━━ Provided data

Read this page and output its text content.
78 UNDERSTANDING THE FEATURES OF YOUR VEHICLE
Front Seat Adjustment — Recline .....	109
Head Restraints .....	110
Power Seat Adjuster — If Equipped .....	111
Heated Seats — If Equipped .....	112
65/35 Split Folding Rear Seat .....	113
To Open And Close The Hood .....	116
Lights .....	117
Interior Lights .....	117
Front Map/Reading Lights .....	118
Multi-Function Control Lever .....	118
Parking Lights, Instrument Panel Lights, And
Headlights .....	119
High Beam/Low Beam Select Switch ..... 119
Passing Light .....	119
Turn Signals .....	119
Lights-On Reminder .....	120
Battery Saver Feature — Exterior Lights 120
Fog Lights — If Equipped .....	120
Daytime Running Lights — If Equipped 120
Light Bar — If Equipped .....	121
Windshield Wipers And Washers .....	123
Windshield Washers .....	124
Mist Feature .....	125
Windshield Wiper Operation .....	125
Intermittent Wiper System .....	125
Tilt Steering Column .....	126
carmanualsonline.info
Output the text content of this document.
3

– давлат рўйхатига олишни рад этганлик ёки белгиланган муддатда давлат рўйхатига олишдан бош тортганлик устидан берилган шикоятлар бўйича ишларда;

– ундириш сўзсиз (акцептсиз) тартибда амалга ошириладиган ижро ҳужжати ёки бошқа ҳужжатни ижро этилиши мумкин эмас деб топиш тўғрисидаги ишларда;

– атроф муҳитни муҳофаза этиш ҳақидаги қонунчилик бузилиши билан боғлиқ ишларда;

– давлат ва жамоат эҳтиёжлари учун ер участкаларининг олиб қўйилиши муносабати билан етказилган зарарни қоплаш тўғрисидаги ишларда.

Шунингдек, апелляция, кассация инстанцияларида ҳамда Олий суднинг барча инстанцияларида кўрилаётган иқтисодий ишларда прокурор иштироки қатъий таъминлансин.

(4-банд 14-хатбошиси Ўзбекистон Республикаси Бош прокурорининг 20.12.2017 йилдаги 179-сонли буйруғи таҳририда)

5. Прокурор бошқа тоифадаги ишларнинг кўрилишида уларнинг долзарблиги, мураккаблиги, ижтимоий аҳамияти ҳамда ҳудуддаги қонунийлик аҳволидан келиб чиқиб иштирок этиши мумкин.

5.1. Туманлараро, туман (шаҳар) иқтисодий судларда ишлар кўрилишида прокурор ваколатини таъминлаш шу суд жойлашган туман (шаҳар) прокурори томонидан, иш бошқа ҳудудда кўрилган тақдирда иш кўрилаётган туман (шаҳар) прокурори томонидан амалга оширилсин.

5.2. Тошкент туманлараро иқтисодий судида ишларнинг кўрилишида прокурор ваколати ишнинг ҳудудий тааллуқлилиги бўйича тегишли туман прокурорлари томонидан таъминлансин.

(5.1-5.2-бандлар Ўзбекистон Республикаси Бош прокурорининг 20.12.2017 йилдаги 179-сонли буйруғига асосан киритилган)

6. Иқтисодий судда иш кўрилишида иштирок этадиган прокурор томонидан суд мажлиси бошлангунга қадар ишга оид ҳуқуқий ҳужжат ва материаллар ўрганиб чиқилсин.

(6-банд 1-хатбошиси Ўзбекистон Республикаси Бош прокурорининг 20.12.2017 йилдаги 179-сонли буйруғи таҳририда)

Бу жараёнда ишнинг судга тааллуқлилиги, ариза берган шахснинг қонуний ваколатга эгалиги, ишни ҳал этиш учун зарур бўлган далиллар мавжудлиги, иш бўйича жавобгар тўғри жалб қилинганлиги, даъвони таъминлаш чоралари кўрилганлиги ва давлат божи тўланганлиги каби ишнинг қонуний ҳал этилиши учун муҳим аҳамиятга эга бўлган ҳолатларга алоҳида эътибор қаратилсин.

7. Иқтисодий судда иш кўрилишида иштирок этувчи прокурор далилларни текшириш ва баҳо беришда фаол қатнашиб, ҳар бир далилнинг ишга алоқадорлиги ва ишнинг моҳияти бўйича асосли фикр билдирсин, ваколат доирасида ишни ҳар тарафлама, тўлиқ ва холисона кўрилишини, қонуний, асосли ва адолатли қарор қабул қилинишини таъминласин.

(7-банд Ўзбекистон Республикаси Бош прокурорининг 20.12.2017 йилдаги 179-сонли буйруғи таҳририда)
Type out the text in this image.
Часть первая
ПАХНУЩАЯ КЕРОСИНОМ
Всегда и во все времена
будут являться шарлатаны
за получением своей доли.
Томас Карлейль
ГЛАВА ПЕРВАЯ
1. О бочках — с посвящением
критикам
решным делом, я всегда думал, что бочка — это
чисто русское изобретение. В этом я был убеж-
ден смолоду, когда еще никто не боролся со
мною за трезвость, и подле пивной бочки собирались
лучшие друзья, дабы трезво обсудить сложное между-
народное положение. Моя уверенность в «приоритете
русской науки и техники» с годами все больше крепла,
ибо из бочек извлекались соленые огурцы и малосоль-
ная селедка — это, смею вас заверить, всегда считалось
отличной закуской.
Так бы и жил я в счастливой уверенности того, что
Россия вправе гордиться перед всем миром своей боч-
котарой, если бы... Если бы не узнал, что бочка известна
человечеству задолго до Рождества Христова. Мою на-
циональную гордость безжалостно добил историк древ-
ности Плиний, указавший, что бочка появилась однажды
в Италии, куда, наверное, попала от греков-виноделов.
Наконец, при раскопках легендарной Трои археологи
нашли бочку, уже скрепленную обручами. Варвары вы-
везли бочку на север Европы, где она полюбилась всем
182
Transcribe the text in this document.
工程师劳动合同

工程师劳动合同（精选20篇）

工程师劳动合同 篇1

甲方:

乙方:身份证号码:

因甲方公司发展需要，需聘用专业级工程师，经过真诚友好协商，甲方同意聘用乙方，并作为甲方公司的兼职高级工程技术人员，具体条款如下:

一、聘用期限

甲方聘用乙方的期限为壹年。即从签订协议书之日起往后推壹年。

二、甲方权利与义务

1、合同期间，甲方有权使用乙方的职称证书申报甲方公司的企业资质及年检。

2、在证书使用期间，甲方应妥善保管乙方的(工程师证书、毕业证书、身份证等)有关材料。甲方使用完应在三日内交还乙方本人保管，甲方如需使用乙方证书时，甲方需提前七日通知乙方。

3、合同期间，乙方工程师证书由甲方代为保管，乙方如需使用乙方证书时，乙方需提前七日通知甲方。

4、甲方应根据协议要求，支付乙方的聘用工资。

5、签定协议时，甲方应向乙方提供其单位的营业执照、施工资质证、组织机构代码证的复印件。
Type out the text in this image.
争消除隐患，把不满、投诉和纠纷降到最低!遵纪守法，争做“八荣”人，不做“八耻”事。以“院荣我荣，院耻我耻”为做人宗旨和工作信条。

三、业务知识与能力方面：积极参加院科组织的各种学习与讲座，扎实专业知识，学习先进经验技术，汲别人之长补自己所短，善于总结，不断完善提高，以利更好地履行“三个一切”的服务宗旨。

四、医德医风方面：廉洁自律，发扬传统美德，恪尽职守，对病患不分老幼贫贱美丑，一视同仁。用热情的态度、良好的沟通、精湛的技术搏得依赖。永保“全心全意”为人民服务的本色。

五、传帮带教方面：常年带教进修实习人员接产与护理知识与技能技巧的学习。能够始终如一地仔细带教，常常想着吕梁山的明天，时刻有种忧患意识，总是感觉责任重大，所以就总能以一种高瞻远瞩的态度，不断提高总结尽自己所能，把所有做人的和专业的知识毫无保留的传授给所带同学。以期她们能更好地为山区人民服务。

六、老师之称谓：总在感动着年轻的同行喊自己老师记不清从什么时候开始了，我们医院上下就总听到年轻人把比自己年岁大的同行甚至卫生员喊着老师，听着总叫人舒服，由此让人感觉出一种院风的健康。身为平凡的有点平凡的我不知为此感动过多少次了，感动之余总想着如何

━━━━

▶ _Your objective_:
Extract all the material, leaving every line as it is.

▶ _Result_:
Read this page and output its text content.
78 UNDERSTANDING THE FEATURES OF YOUR VEHICLE
Front Seat Adjustment — Recline .....	109
Head Restraints .....	110
Power Seat Adjuster — If Equipped .....	111
Heated Seats — If Equipped .....	112
65/35 Split Folding Rear Seat .....	113
To Open And Close The Hood .....	116
Lights .....	117
Interior Lights .....	117
Front Map/Reading Lights .....	118
Multi-Function Control Lever .....	118
Parking Lights, Instrument Panel Lights, And
Headlights .....	119
High Beam/Low Beam Select Switch ..... 119
Passing Light .....	119
Turn Signals .....	119
Lights-On Reminder .....	120
Battery Saver Feature — Exterior Lights 120
Fog Lights — If Equipped .....	120
Daytime Running Lights — If Equipped 120
Light Bar — If Equipped .....	121
Windshield Wipers And Washers .....	123
Windshield Washers .....	124
Mist Feature .....	125
Windshield Wiper Operation .....	125
Intermittent Wiper System .....	125
Tilt Steering Column .....	126
carmanualsonline.info
Output the text content of this document.
3

– давлат рўйхатига олишни рад этганлик ёки белгиланган муддатда давлат рўйхатига олишдан бош тортганлик устидан берилган шикоятлар бўйича ишларда;

– ундириш сўзсиз (акцептсиз) тартибда амалга ошириладиган ижро ҳужжати ёки бошқа ҳужжатни ижро этилиши мумкин эмас деб топиш тўғрисидаги ишларда;

– атроф муҳитни муҳофаза этиш ҳақидаги қонунчилик бузилиши билан боғлиқ ишларда;

– давлат ва жамоат эҳтиёжлари учун ер участкаларининг олиб қўйилиши муносабати билан етказилган зарарни қоплаш тўғрисидаги ишларда.

Шунингдек, апелляция, кассация инстанцияларида ҳамда Олий суднинг барча инстанцияларида кўрилаётган иқтисодий ишларда прокурор иштироки қатъий таъминлансин.

(4-банд 14-хатбошиси Ўзбекистон Республикаси Бош прокурорининг 20.12.2017 йилдаги 179-сонли буйруғи таҳририда)

5. Прокурор бошқа тоифадаги ишларнинг кўрилишида уларнинг долзарблиги, мураккаблиги, ижтимоий аҳамияти ҳамда ҳудуддаги қонунийлик аҳволидан келиб чиқиб иштирок этиши мумкин.

5.1. Туманлараро, туман (шаҳар) иқтисодий судларда ишлар кўрилишида прокурор ваколатини таъминлаш шу суд жойлашган туман (шаҳар) прокурори томонидан, иш бошқа ҳудудда кўрилган тақдирда иш кўрилаётган туман (шаҳар) прокурори томонидан амалга оширилсин.

5.2. Тошкент туманлараро иқтисодий судида ишларнинг кўрилишида прокурор ваколати ишнинг ҳудудий тааллуқлилиги бўйича тегишли туман прокурорлари томонидан таъминлансин.

(5.1-5.2-бандлар Ўзбекистон Республикаси Бош прокурорининг 20.12.2017 йилдаги 179-сонли буйруғига асосан киритилган)

6. Иқтисодий судда иш кўрилишида иштирок этадиган прокурор томонидан суд мажлиси бошлангунга қадар ишга оид ҳуқуқий ҳужжат ва материаллар ўрганиб чиқилсин.

(6-банд 1-хатбошиси Ўзбекистон Республикаси Бош прокурорининг 20.12.2017 йилдаги 179-сонли буйруғи таҳририда)

Бу жараёнда ишнинг судга тааллуқлилиги, ариза берган шахснинг қонуний ваколатга эгалиги, ишни ҳал этиш учун зарур бўлган далиллар мавжудлиги, иш бўйича жавобгар тўғри жалб қилинганлиги, даъвони таъминлаш чоралари кўрилганлиги ва давлат божи тўланганлиги каби ишнинг қонуний ҳал этилиши учун муҳим аҳамиятга эга бўлган ҳолатларга алоҳида эътибор қаратилсин.

7. Иқтисодий судда иш кўрилишида иштирок этувчи прокурор далилларни текшириш ва баҳо беришда фаол қатнашиб, ҳар бир далилнинг ишга алоқадорлиги ва ишнинг моҳияти бўйича асосли фикр билдирсин, ваколат доирасида ишни ҳар тарафлама, тўлиқ ва холисона кўрилишини, қонуний, асосли ва адолатли қарор қабул қилинишини таъминласин.

(7-банд Ўзбекистон Республикаси Бош прокурорининг 20.12.2017 йилдаги 179-сонли буйруғи таҳририда)
Type out the text in this image.
Часть первая
ПАХНУЩАЯ КЕРОСИНОМ
Всегда и во все времена
будут являться шарлатаны
за получением своей доли.
Томас Карлейль
ГЛАВА ПЕРВАЯ
1. О бочках — с посвящением
критикам
решным делом, я всегда думал, что бочка — это
чисто русское изобретение. В этом я был убеж-
ден смолоду, когда еще никто не боролся со
мною за трезвость, и подле пивной бочки собирались
лучшие друзья, дабы трезво обсудить сложное между-
народное положение. Моя уверенность в «приоритете
русской науки и техники» с годами все больше крепла,
ибо из бочек извлекались соленые огурцы и малосоль-
ная селедка — это, смею вас заверить, всегда считалось
отличной закуской.
Так бы и жил я в счастливой уверенности того, что
Россия вправе гордиться перед всем миром своей боч-
котарой, если бы... Если бы не узнал, что бочка известна
человечеству задолго до Рождества Христова. Мою на-
циональную гордость безжалостно добил историк древ-
ности Плиний, указавший, что бочка появилась однажды
в Италии, куда, наверное, попала от греков-виноделов.
Наконец, при раскопках легендарной Трои археологи
нашли бочку, уже скрепленную обручами. Варвары вы-
везли бочку на север Европы, где она полюбилась всем
182
Transcribe the text in this document.
工程师劳动合同

工程师劳动合同（精选20篇）

工程师劳动合同 篇1

甲方:

乙方:身份证号码:

因甲方公司发展需要，需聘用专业级工程师，经过真诚友好协商，甲方同意聘用乙方，并作为甲方公司的兼职高级工程技术人员，具体条款如下:

一、聘用期限

甲方聘用乙方的期限为壹年。即从签订协议书之日起往后推壹年。

二、甲方权利与义务

1、合同期间，甲方有权使用乙方的职称证书申报甲方公司的企业资质及年检。

2、在证书使用期间，甲方应妥善保管乙方的(工程师证书、毕业证书、身份证等)有关材料。甲方使用完应在三日内交还乙方本人保管，甲方如需使用乙方证书时，甲方需提前七日通知乙方。

3、合同期间，乙方工程师证书由甲方代为保管，乙方如需使用乙方证书时，乙方需提前七日通知甲方。

4、甲方应根据协议要求，支付乙方的聘用工资。

5、签定协议时，甲方应向乙方提供其单位的营业执照、施工资质证、组织机构代码证的复印件。
Type out the text in this image.
争消除隐患，把不满、投诉和纠纷降到最低!遵纪守法，争做“八荣”人，不做“八耻”事。以“院荣我荣，院耻我耻”为做人宗旨和工作信条。

三、业务知识与能力方面：积极参加院科组织的各种学习与讲座，扎实专业知识，学习先进经验技术，汲别人之长补自己所短，善于总结，不断完善提高，以利更好地履行“三个一切”的服务宗旨。

四、医德医风方面：廉洁自律，发扬传统美德，恪尽职守，对病患不分老幼贫贱美丑，一视同仁。用热情的态度、良好的沟通、精湛的技术搏得依赖。永保“全心全意”为人民服务的本色。

五、传帮带教方面：常年带教进修实习人员接产与护理知识与技能技巧的学习。能够始终如一地仔细带教，常常想着吕梁山的明天，时刻有种忧患意识，总是感觉责任重大，所以就总能以一种高瞻远瞩的态度，不断提高总结尽自己所能，把所有做人的和专业的知识毫无保留的传授给所带同学。以期她们能更好地为山区人民服务。

六、老师之称谓：总在感动着年轻的同行喊自己老师记不清从什么时候开始了，我们医院上下就总听到年轻人把比自己年岁大的同行甚至卫生员喊着老师，听着总叫人舒服，由此让人感觉出一种院风的健康。身为平凡的有点平凡的我不知为此感动过多少次了，感动之余总想着如何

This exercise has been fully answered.